Raw records:
= = = = = = =

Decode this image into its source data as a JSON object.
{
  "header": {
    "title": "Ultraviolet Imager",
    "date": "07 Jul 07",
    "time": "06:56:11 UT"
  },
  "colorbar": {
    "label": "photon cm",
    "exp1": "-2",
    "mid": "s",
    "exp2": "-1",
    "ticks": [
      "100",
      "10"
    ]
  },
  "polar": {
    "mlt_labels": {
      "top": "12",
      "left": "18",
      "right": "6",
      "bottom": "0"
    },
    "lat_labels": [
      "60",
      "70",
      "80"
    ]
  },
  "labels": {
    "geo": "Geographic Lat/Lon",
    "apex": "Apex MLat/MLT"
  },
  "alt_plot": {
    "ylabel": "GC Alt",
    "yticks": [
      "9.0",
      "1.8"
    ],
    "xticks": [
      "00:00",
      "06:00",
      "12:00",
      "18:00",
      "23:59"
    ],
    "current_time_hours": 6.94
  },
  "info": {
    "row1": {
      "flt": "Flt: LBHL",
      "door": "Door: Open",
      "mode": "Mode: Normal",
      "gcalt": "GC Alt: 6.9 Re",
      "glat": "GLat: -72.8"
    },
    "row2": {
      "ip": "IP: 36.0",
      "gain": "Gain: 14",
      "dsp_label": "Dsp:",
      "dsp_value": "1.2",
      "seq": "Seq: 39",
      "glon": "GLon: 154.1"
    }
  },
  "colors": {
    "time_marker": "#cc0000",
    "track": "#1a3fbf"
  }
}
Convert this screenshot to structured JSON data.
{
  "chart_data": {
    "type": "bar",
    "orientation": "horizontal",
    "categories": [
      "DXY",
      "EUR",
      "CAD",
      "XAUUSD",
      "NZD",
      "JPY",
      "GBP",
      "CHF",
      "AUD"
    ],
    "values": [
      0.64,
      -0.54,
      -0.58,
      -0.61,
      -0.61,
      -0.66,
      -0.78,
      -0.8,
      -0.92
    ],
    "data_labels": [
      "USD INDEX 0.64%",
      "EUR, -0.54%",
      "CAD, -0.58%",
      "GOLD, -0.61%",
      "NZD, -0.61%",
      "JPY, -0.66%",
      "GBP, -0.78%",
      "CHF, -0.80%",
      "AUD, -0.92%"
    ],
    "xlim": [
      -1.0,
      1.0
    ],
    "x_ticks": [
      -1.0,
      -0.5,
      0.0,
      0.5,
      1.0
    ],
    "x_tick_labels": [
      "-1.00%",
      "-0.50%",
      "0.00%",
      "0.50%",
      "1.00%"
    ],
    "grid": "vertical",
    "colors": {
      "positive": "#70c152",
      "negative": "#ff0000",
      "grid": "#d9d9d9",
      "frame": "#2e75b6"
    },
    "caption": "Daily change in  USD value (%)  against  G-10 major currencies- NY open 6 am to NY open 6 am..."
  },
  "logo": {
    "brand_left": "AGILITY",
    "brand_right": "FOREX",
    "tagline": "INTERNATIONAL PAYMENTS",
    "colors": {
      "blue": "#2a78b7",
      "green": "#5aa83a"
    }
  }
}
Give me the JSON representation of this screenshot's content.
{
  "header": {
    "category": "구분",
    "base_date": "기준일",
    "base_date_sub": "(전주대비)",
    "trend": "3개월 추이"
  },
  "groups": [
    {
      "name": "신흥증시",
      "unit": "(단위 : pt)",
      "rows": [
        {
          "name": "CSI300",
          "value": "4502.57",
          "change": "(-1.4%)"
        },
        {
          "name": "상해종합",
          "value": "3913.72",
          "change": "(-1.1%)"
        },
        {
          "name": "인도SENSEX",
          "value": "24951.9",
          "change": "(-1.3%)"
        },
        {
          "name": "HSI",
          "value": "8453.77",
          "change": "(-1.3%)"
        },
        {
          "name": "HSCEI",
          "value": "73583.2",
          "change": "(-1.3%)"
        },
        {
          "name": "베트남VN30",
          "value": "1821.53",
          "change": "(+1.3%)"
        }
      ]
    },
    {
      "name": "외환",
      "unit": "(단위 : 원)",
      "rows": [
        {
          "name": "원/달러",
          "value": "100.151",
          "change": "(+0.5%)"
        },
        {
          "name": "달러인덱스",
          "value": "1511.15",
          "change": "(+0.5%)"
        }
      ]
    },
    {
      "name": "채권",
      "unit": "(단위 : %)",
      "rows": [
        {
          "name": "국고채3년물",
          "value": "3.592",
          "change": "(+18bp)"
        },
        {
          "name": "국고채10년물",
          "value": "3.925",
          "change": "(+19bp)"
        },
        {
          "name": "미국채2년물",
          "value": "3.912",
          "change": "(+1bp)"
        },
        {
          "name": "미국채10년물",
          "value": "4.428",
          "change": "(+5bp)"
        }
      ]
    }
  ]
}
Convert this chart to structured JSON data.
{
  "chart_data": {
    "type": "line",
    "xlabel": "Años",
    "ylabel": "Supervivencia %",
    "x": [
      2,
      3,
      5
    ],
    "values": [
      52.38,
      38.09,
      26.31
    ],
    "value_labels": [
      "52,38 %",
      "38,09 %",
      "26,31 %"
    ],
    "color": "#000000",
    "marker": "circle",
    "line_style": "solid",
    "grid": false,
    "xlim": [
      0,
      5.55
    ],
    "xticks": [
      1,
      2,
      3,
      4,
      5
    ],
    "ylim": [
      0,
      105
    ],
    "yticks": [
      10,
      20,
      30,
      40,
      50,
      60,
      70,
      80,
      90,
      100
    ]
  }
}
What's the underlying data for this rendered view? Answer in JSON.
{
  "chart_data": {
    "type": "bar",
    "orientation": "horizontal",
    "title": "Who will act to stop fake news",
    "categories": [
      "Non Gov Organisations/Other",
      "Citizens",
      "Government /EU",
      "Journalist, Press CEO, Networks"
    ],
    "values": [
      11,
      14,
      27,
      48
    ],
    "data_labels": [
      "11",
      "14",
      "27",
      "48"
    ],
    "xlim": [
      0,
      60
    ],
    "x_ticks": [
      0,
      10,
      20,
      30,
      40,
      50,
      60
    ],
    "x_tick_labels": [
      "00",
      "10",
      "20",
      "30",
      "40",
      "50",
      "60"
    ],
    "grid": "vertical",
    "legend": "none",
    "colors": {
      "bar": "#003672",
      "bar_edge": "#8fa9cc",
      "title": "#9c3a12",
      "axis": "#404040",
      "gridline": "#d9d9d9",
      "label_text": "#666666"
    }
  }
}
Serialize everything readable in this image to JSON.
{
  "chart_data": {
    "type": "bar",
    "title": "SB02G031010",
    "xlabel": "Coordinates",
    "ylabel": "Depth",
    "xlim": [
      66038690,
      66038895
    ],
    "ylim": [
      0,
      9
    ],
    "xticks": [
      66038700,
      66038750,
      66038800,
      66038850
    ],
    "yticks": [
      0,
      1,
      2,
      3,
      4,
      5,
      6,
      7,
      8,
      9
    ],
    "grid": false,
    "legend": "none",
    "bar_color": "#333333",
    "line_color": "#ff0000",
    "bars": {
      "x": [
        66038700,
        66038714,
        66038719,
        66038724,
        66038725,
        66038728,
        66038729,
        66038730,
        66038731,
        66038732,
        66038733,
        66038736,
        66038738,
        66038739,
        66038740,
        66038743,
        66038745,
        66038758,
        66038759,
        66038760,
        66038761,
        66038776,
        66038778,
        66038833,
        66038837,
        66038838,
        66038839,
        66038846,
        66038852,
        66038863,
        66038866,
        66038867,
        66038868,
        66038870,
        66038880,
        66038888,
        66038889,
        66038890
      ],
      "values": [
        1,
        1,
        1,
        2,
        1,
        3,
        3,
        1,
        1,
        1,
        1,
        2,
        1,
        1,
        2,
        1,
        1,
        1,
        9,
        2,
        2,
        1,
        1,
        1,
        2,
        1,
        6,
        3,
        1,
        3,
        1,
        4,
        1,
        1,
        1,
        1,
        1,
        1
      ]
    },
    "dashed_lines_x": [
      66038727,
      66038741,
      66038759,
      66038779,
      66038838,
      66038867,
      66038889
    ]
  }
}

= = = = = = =

Take every line from the records above that has the word "Convert" and copy it.

Convert this screenshot to structured JSON data.
Convert this chart to structured JSON data.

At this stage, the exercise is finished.